The second consequence of blurring the line between party and state was that the CPM simply forgot how a state should behave when confronted with potential law-breakers. The bottom line is that if innocent people die, if districts remain cut off for days, if property is routinely set ablaze, and peaceful protesters are targeted, the state bears responsibility. But it has been characteristic of CPM’s responses that rather than use the state machinery to protect lives, secure property and bring peace, it has engaged in partisan rancour of the worst sort, blaming the crisis on everyone from the Maoists to the West Bengal governor. The CPM’s present strategy seems to be to attack those who have not allegedly condemned attacks on the CPM! The good sign is that many Left intellectuals and members of the Bengali intelligentsia are waking up to the realities of CPM rule. But it would be more productive if this debate, rather than treating Nandigram as an exception, also led to more critical reflection on the party’s wider role.

■ **TASK OBJECTIVE**:
According to the passage on the CPM, what does the party's present strategy seem to be?

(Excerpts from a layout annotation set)
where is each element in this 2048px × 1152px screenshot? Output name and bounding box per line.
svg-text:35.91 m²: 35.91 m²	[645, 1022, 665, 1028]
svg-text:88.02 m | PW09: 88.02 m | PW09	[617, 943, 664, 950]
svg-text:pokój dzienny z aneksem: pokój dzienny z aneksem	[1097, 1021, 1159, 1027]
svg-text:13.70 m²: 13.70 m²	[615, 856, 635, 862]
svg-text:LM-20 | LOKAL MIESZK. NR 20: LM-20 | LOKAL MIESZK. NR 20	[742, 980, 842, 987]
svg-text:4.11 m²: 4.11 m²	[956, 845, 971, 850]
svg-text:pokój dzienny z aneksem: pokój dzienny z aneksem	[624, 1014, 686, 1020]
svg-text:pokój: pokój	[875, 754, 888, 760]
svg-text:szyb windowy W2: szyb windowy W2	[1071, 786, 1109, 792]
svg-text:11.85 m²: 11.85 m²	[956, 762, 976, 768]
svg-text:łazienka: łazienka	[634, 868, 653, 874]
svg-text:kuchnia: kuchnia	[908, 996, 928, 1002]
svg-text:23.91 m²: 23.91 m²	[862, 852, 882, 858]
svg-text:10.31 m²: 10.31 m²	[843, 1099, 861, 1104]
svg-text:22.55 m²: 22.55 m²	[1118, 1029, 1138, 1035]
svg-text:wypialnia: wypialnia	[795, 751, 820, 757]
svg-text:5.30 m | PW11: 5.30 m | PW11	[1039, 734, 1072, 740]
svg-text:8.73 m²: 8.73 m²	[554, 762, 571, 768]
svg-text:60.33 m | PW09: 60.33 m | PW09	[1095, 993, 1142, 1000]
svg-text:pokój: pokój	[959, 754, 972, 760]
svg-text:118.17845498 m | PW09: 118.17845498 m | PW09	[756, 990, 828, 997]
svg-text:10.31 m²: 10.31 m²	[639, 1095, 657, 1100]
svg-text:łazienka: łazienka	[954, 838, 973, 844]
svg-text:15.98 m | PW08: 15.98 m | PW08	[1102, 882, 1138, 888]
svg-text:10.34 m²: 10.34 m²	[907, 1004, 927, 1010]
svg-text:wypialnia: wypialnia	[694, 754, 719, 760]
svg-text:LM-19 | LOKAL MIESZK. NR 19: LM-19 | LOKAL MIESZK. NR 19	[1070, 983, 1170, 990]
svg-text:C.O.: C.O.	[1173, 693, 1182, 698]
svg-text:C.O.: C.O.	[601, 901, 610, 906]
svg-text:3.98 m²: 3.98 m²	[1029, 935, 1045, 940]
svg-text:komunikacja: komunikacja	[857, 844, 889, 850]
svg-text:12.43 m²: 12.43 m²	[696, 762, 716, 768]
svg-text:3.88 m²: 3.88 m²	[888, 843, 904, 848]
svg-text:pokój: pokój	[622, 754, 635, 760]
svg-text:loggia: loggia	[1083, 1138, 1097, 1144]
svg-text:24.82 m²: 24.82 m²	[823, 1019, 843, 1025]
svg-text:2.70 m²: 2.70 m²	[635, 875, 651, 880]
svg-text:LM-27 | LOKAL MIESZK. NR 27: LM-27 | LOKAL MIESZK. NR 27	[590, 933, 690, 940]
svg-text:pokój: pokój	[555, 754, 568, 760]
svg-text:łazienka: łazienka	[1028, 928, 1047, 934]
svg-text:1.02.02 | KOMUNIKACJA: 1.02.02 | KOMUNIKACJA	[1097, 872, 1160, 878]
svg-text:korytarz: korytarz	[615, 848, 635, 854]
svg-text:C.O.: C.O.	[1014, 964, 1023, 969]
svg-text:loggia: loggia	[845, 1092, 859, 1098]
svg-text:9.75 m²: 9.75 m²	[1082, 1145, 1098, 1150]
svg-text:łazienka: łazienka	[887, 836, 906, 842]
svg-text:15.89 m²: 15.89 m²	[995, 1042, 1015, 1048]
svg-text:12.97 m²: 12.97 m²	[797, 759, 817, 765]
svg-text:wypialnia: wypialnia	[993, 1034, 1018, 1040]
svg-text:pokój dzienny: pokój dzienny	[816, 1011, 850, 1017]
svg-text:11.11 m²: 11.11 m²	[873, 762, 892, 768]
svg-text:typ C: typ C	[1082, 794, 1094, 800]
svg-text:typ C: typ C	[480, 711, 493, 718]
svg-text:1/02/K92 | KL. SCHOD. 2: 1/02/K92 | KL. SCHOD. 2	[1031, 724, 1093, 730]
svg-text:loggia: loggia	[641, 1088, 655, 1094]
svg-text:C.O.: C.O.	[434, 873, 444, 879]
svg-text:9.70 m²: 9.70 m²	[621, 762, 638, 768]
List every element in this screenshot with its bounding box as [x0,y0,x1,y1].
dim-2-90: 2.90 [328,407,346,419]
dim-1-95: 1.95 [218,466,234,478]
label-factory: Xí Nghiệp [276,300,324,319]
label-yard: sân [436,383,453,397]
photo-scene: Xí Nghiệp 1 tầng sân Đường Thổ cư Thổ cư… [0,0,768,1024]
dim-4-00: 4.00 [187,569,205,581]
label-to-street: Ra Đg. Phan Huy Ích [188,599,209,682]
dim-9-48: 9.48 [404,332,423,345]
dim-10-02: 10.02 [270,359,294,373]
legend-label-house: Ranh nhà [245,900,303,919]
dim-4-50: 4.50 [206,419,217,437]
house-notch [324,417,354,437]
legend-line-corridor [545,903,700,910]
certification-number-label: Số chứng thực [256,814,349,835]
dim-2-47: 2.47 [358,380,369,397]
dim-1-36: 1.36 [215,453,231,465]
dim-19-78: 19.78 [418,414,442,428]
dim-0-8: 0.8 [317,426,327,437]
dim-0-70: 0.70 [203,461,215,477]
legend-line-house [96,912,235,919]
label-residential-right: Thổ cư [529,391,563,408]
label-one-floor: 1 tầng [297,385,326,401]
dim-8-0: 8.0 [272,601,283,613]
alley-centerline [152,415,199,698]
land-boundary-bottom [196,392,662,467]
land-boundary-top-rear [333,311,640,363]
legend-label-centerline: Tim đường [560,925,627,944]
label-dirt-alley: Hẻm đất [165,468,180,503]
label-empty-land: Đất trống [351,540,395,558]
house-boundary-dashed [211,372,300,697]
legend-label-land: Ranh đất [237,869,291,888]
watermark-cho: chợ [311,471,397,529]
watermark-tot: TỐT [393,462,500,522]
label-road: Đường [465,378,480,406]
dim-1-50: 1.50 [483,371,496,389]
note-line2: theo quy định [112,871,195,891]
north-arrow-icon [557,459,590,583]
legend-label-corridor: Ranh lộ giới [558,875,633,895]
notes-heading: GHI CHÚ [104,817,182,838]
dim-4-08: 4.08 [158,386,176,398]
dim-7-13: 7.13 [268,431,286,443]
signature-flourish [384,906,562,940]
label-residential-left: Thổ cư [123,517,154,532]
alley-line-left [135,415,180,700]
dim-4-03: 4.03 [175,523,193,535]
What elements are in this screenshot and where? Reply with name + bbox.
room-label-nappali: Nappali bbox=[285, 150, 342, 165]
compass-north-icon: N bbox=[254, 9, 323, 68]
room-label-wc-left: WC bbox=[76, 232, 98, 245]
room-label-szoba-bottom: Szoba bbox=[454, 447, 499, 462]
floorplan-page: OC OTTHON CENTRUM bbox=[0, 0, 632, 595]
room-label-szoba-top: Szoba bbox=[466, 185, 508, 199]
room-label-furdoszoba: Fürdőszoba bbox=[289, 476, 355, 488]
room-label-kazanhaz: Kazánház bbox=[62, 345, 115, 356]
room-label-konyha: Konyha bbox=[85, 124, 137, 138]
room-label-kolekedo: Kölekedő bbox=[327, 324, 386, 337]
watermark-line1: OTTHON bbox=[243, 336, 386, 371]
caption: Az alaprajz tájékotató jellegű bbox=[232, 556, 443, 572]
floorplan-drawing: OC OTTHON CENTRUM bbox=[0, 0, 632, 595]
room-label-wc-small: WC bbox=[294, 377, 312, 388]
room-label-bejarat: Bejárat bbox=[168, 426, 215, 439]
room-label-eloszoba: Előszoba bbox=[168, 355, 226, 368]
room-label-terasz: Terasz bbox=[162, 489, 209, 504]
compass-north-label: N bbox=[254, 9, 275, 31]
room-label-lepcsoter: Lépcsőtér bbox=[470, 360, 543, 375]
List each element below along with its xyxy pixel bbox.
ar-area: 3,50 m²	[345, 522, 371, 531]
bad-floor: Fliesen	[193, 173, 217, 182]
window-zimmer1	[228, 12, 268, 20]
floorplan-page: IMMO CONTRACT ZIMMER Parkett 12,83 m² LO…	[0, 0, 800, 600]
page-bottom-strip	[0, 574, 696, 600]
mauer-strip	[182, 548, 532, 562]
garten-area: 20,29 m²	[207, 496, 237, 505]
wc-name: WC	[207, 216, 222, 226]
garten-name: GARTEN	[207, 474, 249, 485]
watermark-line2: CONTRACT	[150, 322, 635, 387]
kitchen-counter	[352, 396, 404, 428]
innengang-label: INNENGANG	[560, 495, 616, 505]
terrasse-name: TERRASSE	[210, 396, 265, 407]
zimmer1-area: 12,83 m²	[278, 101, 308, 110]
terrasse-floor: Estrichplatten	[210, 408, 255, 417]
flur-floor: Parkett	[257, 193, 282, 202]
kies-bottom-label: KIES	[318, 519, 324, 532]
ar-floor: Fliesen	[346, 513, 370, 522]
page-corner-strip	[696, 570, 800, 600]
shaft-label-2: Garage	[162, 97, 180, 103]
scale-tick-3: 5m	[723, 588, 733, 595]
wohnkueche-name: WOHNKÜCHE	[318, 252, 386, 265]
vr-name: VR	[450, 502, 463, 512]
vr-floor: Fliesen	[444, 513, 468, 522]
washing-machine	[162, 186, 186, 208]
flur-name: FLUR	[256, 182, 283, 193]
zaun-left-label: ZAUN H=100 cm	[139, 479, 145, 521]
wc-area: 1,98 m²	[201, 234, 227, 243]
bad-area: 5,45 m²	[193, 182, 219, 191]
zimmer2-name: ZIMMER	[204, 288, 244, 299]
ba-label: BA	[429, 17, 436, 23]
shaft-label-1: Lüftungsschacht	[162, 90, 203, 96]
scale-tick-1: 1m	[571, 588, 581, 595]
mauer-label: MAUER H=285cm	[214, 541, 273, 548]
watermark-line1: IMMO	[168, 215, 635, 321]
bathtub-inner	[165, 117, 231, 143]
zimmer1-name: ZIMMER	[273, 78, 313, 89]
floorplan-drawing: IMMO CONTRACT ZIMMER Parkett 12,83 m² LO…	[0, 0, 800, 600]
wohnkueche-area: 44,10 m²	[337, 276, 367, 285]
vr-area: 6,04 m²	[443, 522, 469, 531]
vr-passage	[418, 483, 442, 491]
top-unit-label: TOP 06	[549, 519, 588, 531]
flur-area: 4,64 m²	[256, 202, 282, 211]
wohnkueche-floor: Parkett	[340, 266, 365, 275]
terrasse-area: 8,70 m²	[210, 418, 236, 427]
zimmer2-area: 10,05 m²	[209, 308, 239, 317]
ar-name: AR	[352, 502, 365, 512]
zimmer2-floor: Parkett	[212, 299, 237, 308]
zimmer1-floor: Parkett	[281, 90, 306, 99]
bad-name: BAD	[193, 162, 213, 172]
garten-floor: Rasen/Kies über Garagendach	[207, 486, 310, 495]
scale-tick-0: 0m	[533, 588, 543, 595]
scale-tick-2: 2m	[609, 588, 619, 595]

■ **EXERCISE RESULT**:
It seems to be to attack those who have not allegedly condemned attacks on the CPM.